▸ **Exercise task**:
The entries need to be copied exactly.

Saved data entries
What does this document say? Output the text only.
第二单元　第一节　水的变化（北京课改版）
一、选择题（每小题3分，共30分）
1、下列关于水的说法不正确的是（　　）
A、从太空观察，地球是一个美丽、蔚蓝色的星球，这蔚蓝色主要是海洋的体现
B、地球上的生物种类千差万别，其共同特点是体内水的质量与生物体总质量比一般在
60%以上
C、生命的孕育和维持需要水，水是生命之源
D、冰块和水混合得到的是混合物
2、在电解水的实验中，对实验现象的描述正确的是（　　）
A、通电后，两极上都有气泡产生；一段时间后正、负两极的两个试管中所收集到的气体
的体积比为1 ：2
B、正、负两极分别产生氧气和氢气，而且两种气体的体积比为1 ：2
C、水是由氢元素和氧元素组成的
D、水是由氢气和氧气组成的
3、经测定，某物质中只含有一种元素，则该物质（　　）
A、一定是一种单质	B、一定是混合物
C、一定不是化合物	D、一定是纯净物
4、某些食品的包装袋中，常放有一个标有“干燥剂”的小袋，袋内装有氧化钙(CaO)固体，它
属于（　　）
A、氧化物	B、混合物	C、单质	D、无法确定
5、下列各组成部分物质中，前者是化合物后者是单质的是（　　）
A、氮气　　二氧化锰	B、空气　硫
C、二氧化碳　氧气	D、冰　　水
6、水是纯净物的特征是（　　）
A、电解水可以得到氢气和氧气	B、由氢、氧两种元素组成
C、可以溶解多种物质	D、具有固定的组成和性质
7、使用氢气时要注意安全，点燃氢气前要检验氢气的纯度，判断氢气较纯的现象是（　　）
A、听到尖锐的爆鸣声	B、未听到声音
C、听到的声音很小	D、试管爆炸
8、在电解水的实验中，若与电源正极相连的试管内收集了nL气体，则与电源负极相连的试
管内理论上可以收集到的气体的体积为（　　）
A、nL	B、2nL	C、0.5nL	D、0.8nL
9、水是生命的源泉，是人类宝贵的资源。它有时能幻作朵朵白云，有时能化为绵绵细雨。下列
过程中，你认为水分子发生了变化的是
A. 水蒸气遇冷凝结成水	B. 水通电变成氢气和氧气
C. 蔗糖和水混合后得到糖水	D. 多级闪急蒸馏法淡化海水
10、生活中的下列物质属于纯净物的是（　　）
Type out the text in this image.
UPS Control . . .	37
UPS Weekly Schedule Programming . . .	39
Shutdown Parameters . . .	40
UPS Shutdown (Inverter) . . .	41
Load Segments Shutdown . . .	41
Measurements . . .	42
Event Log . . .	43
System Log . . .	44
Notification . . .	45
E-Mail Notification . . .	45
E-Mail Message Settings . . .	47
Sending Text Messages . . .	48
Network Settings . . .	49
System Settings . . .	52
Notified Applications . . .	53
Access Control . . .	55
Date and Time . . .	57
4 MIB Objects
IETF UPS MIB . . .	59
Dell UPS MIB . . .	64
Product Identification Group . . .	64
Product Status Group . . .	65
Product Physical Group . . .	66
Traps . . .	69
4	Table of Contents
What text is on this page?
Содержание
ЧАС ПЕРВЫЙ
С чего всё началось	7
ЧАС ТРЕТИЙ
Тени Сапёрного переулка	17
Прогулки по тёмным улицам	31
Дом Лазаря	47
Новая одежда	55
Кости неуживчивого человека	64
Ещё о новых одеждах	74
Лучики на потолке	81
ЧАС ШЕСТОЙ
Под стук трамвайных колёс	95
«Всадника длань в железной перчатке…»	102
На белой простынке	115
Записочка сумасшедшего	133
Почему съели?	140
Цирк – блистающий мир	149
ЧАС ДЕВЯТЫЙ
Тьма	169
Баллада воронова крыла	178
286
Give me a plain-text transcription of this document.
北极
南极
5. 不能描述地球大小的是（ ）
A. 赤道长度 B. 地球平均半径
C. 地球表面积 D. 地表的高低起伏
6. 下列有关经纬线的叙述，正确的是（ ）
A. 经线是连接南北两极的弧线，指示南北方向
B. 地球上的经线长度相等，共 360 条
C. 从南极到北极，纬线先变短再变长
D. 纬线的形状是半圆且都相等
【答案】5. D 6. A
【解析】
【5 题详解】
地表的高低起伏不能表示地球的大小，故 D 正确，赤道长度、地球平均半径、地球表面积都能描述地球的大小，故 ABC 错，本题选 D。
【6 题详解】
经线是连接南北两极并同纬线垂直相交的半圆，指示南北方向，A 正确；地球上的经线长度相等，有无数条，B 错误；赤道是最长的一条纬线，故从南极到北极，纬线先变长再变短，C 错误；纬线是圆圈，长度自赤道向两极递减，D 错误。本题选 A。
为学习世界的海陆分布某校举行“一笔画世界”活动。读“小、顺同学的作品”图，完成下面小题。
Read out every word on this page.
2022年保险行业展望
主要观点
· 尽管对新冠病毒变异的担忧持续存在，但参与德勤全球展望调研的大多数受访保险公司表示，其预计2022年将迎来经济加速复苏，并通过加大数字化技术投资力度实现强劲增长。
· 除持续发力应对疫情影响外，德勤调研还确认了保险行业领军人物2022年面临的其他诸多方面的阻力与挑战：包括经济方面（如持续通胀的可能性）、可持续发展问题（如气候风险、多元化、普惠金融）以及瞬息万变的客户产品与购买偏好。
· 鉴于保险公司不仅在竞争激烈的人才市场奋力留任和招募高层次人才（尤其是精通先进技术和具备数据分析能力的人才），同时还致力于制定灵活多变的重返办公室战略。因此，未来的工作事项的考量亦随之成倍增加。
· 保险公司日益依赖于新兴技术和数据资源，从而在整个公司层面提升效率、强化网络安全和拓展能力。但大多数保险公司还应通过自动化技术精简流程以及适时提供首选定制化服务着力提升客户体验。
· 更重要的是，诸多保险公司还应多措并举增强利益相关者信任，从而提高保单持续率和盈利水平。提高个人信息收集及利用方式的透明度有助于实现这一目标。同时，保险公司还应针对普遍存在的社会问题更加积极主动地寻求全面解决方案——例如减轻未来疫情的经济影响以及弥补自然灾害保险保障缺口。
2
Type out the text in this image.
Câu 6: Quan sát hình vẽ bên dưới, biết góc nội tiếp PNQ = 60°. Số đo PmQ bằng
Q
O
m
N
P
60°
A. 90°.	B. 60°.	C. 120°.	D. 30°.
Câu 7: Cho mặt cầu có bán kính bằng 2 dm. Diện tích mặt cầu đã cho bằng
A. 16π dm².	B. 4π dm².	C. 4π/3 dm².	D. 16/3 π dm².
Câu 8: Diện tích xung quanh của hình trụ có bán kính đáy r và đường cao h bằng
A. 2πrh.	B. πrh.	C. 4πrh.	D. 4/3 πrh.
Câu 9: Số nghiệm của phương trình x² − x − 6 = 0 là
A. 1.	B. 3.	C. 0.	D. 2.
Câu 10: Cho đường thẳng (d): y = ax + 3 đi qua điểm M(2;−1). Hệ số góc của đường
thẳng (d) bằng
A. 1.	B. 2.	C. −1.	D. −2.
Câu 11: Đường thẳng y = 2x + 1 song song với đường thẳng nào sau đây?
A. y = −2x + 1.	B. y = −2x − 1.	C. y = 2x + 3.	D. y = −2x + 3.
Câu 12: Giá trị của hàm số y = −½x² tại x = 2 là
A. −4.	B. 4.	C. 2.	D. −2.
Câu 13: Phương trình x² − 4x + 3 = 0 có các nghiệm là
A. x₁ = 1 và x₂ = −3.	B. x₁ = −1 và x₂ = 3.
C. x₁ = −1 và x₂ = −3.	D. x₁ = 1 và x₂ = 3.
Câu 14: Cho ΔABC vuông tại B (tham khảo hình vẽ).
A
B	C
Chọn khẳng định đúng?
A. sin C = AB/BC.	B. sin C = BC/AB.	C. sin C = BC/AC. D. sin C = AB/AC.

▸ **Result of this task**:
What does this document say? Output the text only.
第二单元　第一节　水的变化（北京课改版）
一、选择题（每小题3分，共30分）
1、下列关于水的说法不正确的是（　　）
A、从太空观察，地球是一个美丽、蔚蓝色的星球，这蔚蓝色主要是海洋的体现
B、地球上的生物种类千差万别，其共同特点是体内水的质量与生物体总质量比一般在
60%以上
C、生命的孕育和维持需要水，水是生命之源
D、冰块和水混合得到的是混合物
2、在电解水的实验中，对实验现象的描述正确的是（　　）
A、通电后，两极上都有气泡产生；一段时间后正、负两极的两个试管中所收集到的气体
的体积比为1 ：2
B、正、负两极分别产生氧气和氢气，而且两种气体的体积比为1 ：2
C、水是由氢元素和氧元素组成的
D、水是由氢气和氧气组成的
3、经测定，某物质中只含有一种元素，则该物质（　　）
A、一定是一种单质	B、一定是混合物
C、一定不是化合物	D、一定是纯净物
4、某些食品的包装袋中，常放有一个标有“干燥剂”的小袋，袋内装有氧化钙(CaO)固体，它
属于（　　）
A、氧化物	B、混合物	C、单质	D、无法确定
5、下列各组成部分物质中，前者是化合物后者是单质的是（　　）
A、氮气　　二氧化锰	B、空气　硫
C、二氧化碳　氧气	D、冰　　水
6、水是纯净物的特征是（　　）
A、电解水可以得到氢气和氧气	B、由氢、氧两种元素组成
C、可以溶解多种物质	D、具有固定的组成和性质
7、使用氢气时要注意安全，点燃氢气前要检验氢气的纯度，判断氢气较纯的现象是（　　）
A、听到尖锐的爆鸣声	B、未听到声音
C、听到的声音很小	D、试管爆炸
8、在电解水的实验中，若与电源正极相连的试管内收集了nL气体，则与电源负极相连的试
管内理论上可以收集到的气体的体积为（　　）
A、nL	B、2nL	C、0.5nL	D、0.8nL
9、水是生命的源泉，是人类宝贵的资源。它有时能幻作朵朵白云，有时能化为绵绵细雨。下列
过程中，你认为水分子发生了变化的是
A. 水蒸气遇冷凝结成水	B. 水通电变成氢气和氧气
C. 蔗糖和水混合后得到糖水	D. 多级闪急蒸馏法淡化海水
10、生活中的下列物质属于纯净物的是（　　）
Type out the text in this image.
UPS Control . . .	37
UPS Weekly Schedule Programming . . .	39
Shutdown Parameters . . .	40
UPS Shutdown (Inverter) . . .	41
Load Segments Shutdown . . .	41
Measurements . . .	42
Event Log . . .	43
System Log . . .	44
Notification . . .	45
E-Mail Notification . . .	45
E-Mail Message Settings . . .	47
Sending Text Messages . . .	48
Network Settings . . .	49
System Settings . . .	52
Notified Applications . . .	53
Access Control . . .	55
Date and Time . . .	57
4 MIB Objects
IETF UPS MIB . . .	59
Dell UPS MIB . . .	64
Product Identification Group . . .	64
Product Status Group . . .	65
Product Physical Group . . .	66
Traps . . .	69
4	Table of Contents
What text is on this page?
Содержание
ЧАС ПЕРВЫЙ
С чего всё началось	7
ЧАС ТРЕТИЙ
Тени Сапёрного переулка	17
Прогулки по тёмным улицам	31
Дом Лазаря	47
Новая одежда	55
Кости неуживчивого человека	64
Ещё о новых одеждах	74
Лучики на потолке	81
ЧАС ШЕСТОЙ
Под стук трамвайных колёс	95
«Всадника длань в железной перчатке…»	102
На белой простынке	115
Записочка сумасшедшего	133
Почему съели?	140
Цирк – блистающий мир	149
ЧАС ДЕВЯТЫЙ
Тьма	169
Баллада воронова крыла	178
286
Give me a plain-text transcription of this document.
北极
南极
5. 不能描述地球大小的是（ ）
A. 赤道长度 B. 地球平均半径
C. 地球表面积 D. 地表的高低起伏
6. 下列有关经纬线的叙述，正确的是（ ）
A. 经线是连接南北两极的弧线，指示南北方向
B. 地球上的经线长度相等，共 360 条
C. 从南极到北极，纬线先变短再变长
D. 纬线的形状是半圆且都相等
【答案】5. D 6. A
【解析】
【5 题详解】
地表的高低起伏不能表示地球的大小，故 D 正确，赤道长度、地球平均半径、地球表面积都能描述地球的大小，故 ABC 错，本题选 D。
【6 题详解】
经线是连接南北两极并同纬线垂直相交的半圆，指示南北方向，A 正确；地球上的经线长度相等，有无数条，B 错误；赤道是最长的一条纬线，故从南极到北极，纬线先变长再变短，C 错误；纬线是圆圈，长度自赤道向两极递减，D 错误。本题选 A。
为学习世界的海陆分布某校举行“一笔画世界”活动。读“小、顺同学的作品”图，完成下面小题。
Read out every word on this page.
2022年保险行业展望
主要观点
· 尽管对新冠病毒变异的担忧持续存在，但参与德勤全球展望调研的大多数受访保险公司表示，其预计2022年将迎来经济加速复苏，并通过加大数字化技术投资力度实现强劲增长。
· 除持续发力应对疫情影响外，德勤调研还确认了保险行业领军人物2022年面临的其他诸多方面的阻力与挑战：包括经济方面（如持续通胀的可能性）、可持续发展问题（如气候风险、多元化、普惠金融）以及瞬息万变的客户产品与购买偏好。
· 鉴于保险公司不仅在竞争激烈的人才市场奋力留任和招募高层次人才（尤其是精通先进技术和具备数据分析能力的人才），同时还致力于制定灵活多变的重返办公室战略。因此，未来的工作事项的考量亦随之成倍增加。
· 保险公司日益依赖于新兴技术和数据资源，从而在整个公司层面提升效率、强化网络安全和拓展能力。但大多数保险公司还应通过自动化技术精简流程以及适时提供首选定制化服务着力提升客户体验。
· 更重要的是，诸多保险公司还应多措并举增强利益相关者信任，从而提高保单持续率和盈利水平。提高个人信息收集及利用方式的透明度有助于实现这一目标。同时，保险公司还应针对普遍存在的社会问题更加积极主动地寻求全面解决方案——例如减轻未来疫情的经济影响以及弥补自然灾害保险保障缺口。
2
Type out the text in this image.
Câu 6: Quan sát hình vẽ bên dưới, biết góc nội tiếp PNQ = 60°. Số đo PmQ bằng
Q
O
m
N
P
60°
A. 90°.	B. 60°.	C. 120°.	D. 30°.
Câu 7: Cho mặt cầu có bán kính bằng 2 dm. Diện tích mặt cầu đã cho bằng
A. 16π dm².	B. 4π dm².	C. 4π/3 dm².	D. 16/3 π dm².
Câu 8: Diện tích xung quanh của hình trụ có bán kính đáy r và đường cao h bằng
A. 2πrh.	B. πrh.	C. 4πrh.	D. 4/3 πrh.
Câu 9: Số nghiệm của phương trình x² − x − 6 = 0 là
A. 1.	B. 3.	C. 0.	D. 2.
Câu 10: Cho đường thẳng (d): y = ax + 3 đi qua điểm M(2;−1). Hệ số góc của đường
thẳng (d) bằng
A. 1.	B. 2.	C. −1.	D. −2.
Câu 11: Đường thẳng y = 2x + 1 song song với đường thẳng nào sau đây?
A. y = −2x + 1.	B. y = −2x − 1.	C. y = 2x + 3.	D. y = −2x + 3.
Câu 12: Giá trị của hàm số y = −½x² tại x = 2 là
A. −4.	B. 4.	C. 2.	D. −2.
Câu 13: Phương trình x² − 4x + 3 = 0 có các nghiệm là
A. x₁ = 1 và x₂ = −3.	B. x₁ = −1 và x₂ = 3.
C. x₁ = −1 và x₂ = −3.	D. x₁ = 1 và x₂ = 3.
Câu 14: Cho ΔABC vuông tại B (tham khảo hình vẽ).
A
B	C
Chọn khẳng định đúng?
A. sin C = AB/BC.	B. sin C = BC/AB.	C. sin C = BC/AC. D. sin C = AB/AC.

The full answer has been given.